Input material:

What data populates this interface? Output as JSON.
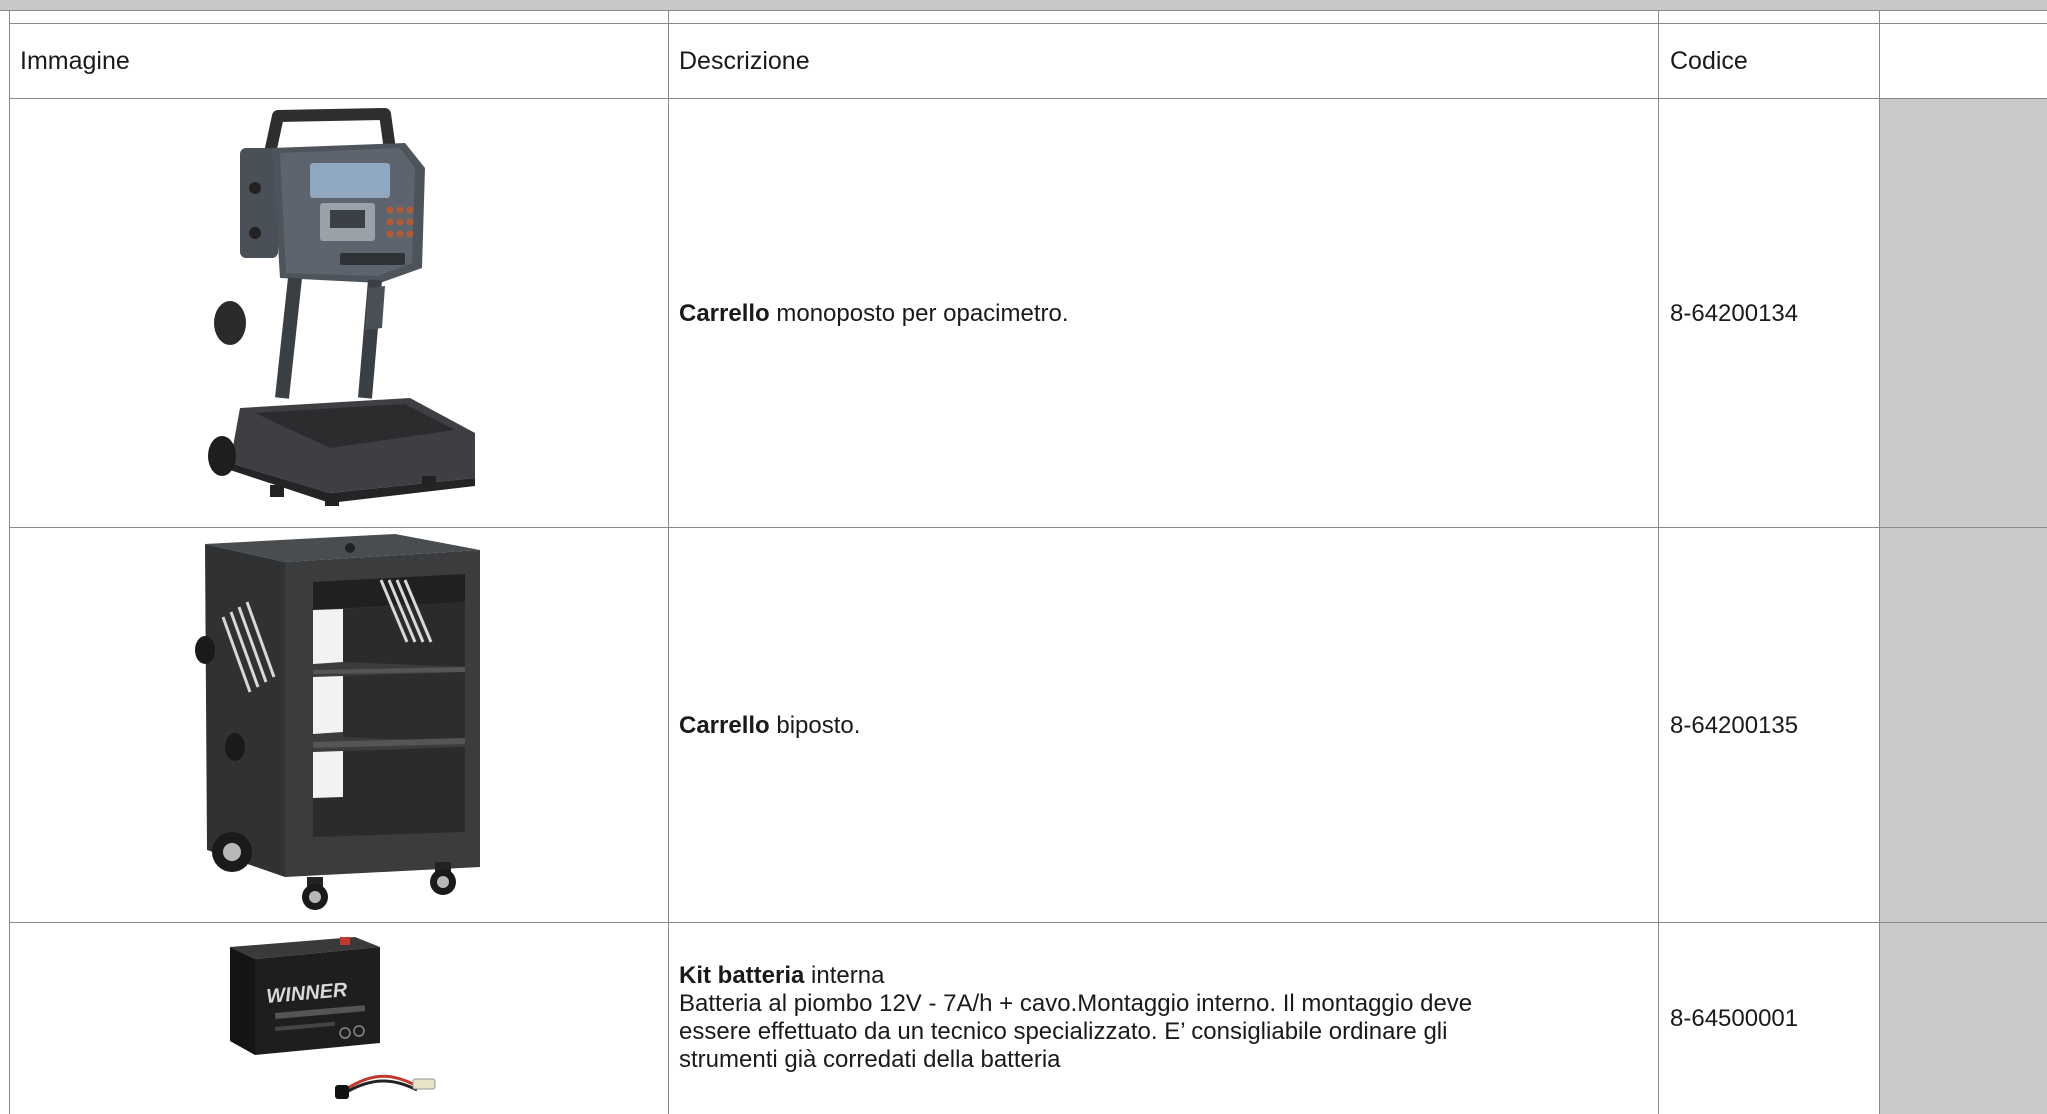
{
  "table": {
    "headers": [
      "Immagine",
      "Descrizione",
      "Codice",
      ""
    ],
    "rows": [
      {
        "image_icon": "opacimeter-cart-image",
        "desc_bold": "Carrello",
        "desc_rest": " monoposto per opacimetro.",
        "code": "8-64200134"
      },
      {
        "image_icon": "two-place-cart-image",
        "desc_bold": "Carrello",
        "desc_rest": " biposto.",
        "code": "8-64200135"
      },
      {
        "image_icon": "battery-kit-image",
        "desc_bold": "Kit batteria",
        "desc_rest": " interna",
        "desc_line2": "Batteria al piombo 12V - 7A/h + cavo.Montaggio interno. Il montaggio deve",
        "desc_line3": "essere effettuato da un tecnico specializzato. E’ consigliabile ordinare gli",
        "desc_line4": "strumenti già corredati della batteria",
        "code": "8-64500001",
        "battery_brand": "WINNER"
      }
    ]
  },
  "colors": {
    "gray_column": "#c9c9c9",
    "grid_line": "#8a8a8a"
  }
}
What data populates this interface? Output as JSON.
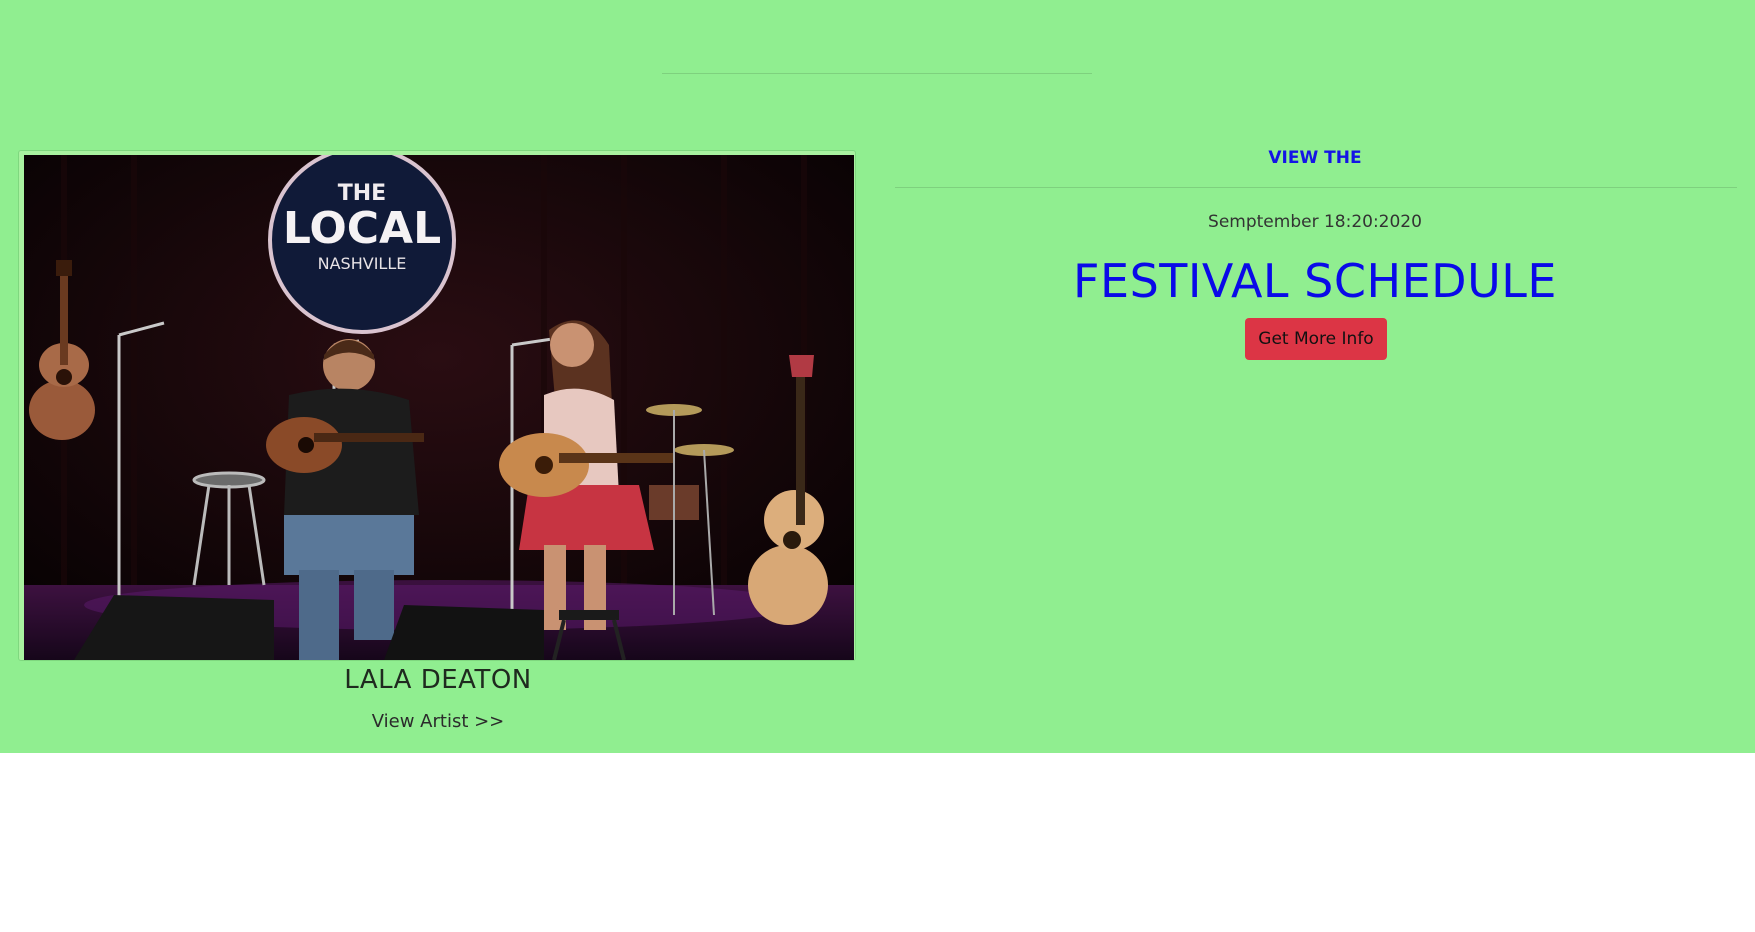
{
  "artist": {
    "name": "LALA DEATON",
    "link_label": "View Artist >>",
    "photo_alt": "Two musicians performing on stage"
  },
  "schedule": {
    "eyebrow": "VIEW THE",
    "date": "Semptember 18:20:2020",
    "title": "FESTIVAL SCHEDULE",
    "button_label": "Get More Info"
  },
  "colors": {
    "background": "#90ee90",
    "accent_blue": "#0a0ae8",
    "button_red": "#dc3545"
  }
}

Stated goal: Write the lines above out again exactly, without any of their pictures.

Written answer:
What data populates this interface? Output as JSON.
{
  "table": {
    "headers": [
      "Immagine",
      "Descrizione",
      "Codice",
      ""
    ],
    "rows": [
      {
        "image_icon": "opacimeter-cart-image",
        "desc_bold": "Carrello",
        "desc_rest": " monoposto per opacimetro.",
        "code": "8-64200134"
      },
      {
        "image_icon": "two-place-cart-image",
        "desc_bold": "Carrello",
        "desc_rest": " biposto.",
        "code": "8-64200135"
      },
      {
        "image_icon": "battery-kit-image",
        "desc_bold": "Kit batteria",
        "desc_rest": " interna",
        "desc_line2": "Batteria al piombo 12V - 7A/h + cavo.Montaggio interno. Il montaggio deve",
        "desc_line3": "essere effettuato da un tecnico specializzato. E’ consigliabile ordinare gli",
        "desc_line4": "strumenti già corredati della batteria",
        "code": "8-64500001",
        "battery_brand": "WINNER"
      }
    ]
  },
  "colors": {
    "gray_column": "#c9c9c9",
    "grid_line": "#8a8a8a"
  }
}
What data populates this interface? Output as JSON.
{
  "artist": {
    "name": "LALA DEATON",
    "link_label": "View Artist >>",
    "photo_alt": "Two musicians performing on stage"
  },
  "schedule": {
    "eyebrow": "VIEW THE",
    "date": "Semptember 18:20:2020",
    "title": "FESTIVAL SCHEDULE",
    "button_label": "Get More Info"
  },
  "colors": {
    "background": "#90ee90",
    "accent_blue": "#0a0ae8",
    "button_red": "#dc3545"
  }
}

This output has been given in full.